» **Goal of the exercise**
Read the records below. Copy each line where the string "this" occurs.

═════ Stored rows ═════

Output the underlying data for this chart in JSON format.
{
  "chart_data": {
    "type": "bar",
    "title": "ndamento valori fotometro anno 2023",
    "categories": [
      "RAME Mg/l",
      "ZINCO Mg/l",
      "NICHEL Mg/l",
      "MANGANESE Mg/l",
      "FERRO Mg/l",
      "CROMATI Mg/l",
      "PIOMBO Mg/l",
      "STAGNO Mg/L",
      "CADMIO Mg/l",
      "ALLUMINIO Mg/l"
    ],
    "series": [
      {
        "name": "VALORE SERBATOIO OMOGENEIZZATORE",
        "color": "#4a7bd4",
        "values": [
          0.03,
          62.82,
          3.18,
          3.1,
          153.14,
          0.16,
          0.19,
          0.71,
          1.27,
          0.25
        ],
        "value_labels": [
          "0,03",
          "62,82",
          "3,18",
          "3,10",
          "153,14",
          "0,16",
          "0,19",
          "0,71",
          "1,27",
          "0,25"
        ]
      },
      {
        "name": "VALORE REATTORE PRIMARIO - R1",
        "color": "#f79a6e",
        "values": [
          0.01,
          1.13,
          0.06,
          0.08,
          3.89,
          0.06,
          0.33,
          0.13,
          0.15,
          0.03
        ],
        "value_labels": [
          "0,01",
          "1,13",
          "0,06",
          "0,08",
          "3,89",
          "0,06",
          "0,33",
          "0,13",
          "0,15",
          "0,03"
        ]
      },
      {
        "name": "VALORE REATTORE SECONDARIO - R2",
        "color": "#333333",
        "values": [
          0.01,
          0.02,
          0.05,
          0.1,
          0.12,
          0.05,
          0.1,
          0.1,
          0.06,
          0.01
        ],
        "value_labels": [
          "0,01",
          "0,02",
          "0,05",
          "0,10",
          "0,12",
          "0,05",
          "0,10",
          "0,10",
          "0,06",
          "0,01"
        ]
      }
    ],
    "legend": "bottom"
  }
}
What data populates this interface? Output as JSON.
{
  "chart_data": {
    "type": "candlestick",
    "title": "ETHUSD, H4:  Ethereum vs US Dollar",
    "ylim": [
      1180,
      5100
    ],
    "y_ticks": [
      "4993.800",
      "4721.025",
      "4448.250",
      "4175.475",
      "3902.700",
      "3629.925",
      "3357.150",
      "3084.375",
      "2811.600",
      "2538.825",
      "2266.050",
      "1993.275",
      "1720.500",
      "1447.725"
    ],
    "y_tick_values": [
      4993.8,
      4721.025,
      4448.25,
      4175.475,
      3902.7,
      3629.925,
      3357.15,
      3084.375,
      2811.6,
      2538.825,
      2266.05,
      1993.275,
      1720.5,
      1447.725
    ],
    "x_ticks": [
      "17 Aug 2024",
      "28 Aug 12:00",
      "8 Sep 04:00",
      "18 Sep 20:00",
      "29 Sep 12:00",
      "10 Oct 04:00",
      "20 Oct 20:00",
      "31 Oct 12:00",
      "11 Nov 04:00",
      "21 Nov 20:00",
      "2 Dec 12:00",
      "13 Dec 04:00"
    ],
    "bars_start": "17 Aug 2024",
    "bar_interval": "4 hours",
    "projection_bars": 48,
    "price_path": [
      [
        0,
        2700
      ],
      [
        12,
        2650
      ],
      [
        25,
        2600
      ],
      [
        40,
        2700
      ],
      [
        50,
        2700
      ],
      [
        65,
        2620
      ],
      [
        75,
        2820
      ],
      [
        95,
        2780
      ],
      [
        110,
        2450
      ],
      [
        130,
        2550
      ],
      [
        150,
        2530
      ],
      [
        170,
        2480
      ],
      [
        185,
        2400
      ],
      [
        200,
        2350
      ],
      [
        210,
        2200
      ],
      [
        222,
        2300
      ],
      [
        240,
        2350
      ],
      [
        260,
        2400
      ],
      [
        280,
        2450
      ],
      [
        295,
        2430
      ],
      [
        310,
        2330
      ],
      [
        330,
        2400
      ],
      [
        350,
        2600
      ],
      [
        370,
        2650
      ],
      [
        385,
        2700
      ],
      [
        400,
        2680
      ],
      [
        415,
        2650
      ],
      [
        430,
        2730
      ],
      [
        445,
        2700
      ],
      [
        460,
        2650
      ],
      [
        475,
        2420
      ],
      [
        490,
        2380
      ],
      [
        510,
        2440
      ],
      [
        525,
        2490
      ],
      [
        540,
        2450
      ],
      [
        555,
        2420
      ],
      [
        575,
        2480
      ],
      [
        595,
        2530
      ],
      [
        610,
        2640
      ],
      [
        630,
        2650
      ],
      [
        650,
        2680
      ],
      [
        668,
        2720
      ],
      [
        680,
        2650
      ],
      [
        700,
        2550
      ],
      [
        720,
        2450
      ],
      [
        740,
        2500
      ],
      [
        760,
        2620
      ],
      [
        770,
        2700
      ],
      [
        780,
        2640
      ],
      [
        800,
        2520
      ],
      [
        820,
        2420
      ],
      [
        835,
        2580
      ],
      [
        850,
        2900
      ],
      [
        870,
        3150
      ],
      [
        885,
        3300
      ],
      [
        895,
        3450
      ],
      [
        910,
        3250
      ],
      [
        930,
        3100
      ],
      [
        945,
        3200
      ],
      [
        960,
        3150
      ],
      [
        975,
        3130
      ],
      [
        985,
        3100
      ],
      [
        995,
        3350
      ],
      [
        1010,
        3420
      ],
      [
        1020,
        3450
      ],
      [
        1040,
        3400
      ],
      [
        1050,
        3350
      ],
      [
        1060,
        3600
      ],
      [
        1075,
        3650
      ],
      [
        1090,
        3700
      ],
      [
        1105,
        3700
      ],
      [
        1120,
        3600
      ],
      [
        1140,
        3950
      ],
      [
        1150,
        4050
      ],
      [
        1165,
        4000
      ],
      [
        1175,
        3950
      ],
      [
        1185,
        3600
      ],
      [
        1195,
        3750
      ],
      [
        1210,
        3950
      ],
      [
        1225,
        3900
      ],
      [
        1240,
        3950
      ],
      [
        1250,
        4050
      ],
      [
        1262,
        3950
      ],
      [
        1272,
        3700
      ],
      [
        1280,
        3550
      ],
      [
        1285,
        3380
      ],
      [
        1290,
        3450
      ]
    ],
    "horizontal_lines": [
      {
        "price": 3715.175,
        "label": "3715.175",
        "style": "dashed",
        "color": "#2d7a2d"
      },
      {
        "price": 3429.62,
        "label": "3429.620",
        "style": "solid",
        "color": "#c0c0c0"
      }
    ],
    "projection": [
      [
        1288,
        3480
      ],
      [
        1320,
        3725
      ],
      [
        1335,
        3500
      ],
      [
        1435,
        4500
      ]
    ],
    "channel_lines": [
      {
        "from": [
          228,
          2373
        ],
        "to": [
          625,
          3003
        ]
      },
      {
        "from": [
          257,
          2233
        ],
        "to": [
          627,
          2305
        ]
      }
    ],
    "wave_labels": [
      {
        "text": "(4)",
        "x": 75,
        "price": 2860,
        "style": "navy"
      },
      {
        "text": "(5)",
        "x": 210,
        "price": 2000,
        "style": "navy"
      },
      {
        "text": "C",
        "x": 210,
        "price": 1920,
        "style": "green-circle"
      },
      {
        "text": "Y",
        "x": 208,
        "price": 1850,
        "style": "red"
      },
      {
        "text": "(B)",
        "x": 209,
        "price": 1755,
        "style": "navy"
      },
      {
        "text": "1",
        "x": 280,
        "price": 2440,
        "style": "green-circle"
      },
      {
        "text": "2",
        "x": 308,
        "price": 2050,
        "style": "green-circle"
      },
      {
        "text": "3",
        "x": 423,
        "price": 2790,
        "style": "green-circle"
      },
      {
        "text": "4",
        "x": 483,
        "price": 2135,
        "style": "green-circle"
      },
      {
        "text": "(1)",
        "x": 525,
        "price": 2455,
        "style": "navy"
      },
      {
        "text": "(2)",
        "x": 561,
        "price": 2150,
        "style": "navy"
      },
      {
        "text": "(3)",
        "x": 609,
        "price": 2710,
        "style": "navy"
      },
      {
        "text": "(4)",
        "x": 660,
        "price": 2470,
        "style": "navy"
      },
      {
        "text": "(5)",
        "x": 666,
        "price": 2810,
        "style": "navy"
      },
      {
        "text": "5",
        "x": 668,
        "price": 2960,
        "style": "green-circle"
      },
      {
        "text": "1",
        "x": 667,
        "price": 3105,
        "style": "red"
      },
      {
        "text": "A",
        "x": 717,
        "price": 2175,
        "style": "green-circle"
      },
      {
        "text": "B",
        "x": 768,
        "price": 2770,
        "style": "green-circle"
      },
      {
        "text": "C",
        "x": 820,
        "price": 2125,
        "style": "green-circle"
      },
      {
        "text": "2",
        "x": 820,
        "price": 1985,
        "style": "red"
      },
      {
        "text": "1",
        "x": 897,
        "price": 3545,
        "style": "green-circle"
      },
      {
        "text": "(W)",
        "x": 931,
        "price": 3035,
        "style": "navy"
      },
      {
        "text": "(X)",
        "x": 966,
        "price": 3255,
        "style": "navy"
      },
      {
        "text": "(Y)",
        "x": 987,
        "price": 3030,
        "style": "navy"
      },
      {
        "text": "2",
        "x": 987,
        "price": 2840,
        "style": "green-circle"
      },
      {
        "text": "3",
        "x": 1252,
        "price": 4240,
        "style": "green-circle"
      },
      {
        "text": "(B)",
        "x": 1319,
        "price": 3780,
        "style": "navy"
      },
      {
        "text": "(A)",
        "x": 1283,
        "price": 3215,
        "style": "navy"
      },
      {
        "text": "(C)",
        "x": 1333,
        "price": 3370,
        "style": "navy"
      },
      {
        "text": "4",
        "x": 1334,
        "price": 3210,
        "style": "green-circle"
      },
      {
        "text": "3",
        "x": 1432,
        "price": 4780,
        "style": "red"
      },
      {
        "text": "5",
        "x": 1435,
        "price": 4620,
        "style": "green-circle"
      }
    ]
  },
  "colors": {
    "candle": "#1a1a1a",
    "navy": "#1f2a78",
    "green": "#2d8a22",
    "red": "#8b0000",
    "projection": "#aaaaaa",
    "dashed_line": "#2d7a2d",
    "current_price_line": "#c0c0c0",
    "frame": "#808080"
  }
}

═════

» **Final answer**
Output the underlying data for this chart in JSON format.
What data populates this interface? Output as JSON.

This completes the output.